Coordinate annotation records

>>>

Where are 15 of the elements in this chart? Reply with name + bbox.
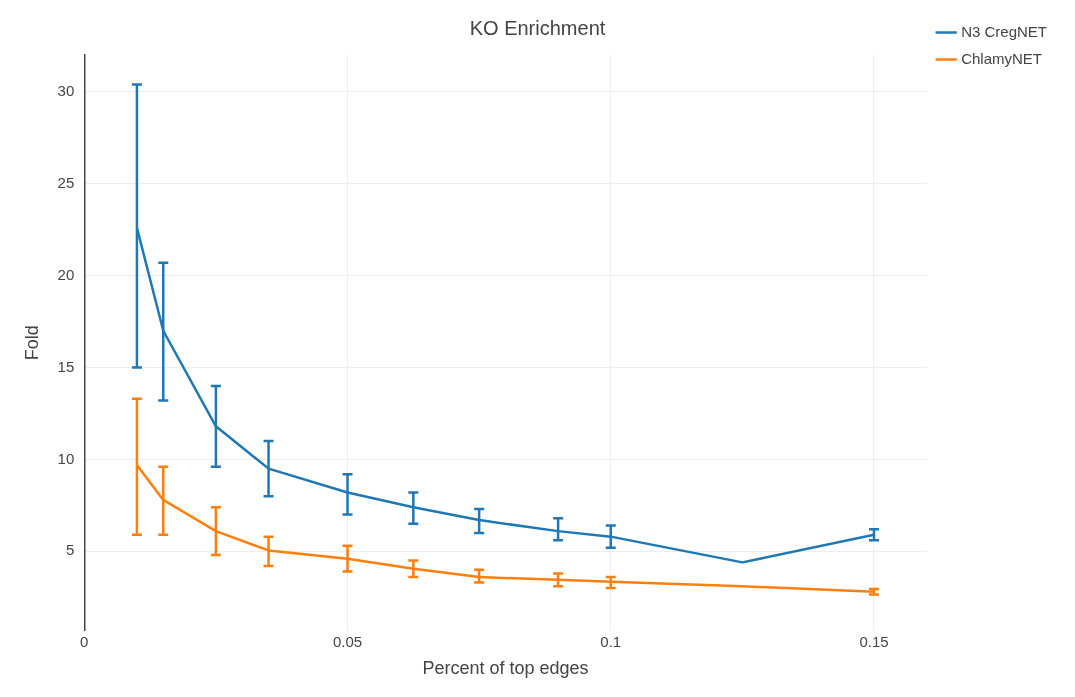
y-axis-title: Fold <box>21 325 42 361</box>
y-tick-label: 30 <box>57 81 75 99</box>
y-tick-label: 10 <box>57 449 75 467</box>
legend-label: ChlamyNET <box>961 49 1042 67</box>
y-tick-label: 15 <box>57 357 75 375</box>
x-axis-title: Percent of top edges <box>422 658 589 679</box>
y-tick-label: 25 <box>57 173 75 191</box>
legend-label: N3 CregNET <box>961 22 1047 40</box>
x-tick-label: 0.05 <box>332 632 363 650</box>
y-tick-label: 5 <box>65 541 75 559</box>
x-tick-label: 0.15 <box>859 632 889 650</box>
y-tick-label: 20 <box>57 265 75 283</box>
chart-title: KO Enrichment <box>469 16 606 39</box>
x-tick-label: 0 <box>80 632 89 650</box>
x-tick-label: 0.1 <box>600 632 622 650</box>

<<<
>>>

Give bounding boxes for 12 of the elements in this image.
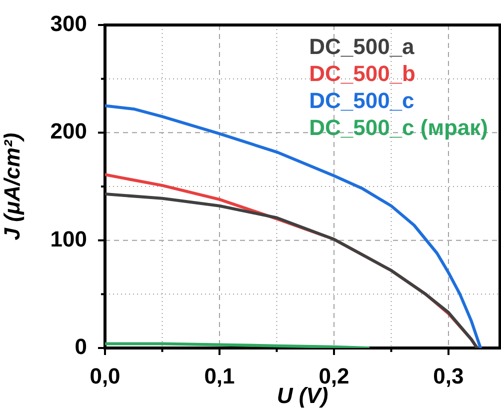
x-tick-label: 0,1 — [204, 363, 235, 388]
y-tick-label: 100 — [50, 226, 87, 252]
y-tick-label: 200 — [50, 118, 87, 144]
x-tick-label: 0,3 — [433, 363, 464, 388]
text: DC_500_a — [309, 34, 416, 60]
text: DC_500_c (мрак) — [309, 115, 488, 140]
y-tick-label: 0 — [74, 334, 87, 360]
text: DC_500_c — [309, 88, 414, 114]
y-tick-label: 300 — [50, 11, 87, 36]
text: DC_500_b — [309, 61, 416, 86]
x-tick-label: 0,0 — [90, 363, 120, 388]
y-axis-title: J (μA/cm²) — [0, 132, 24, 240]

<<<

Aim of the task
Reproduce the lines starting at the one containing "x-tick-label: 0,1 — [204, 363, 235, 388]" and ending at the one containing "y-axis-title: J (μA/cm²) — [0, 132, 24, 240]", both included, with nothing changed.

Solution to this task
x-tick-label: 0,1 — [204, 363, 235, 388]
y-tick-label: 100 — [50, 226, 87, 252]
y-tick-label: 200 — [50, 118, 87, 144]
x-tick-label: 0,3 — [433, 363, 464, 388]
text: DC_500_a — [309, 34, 416, 60]
text: DC_500_c (мрак) — [309, 115, 488, 140]
y-tick-label: 0 — [74, 334, 87, 360]
text: DC_500_c — [309, 88, 414, 114]
y-tick-label: 300 — [50, 11, 87, 36]
text: DC_500_b — [309, 61, 416, 86]
x-tick-label: 0,0 — [90, 363, 120, 388]
y-axis-title: J (μA/cm²) — [0, 132, 24, 240]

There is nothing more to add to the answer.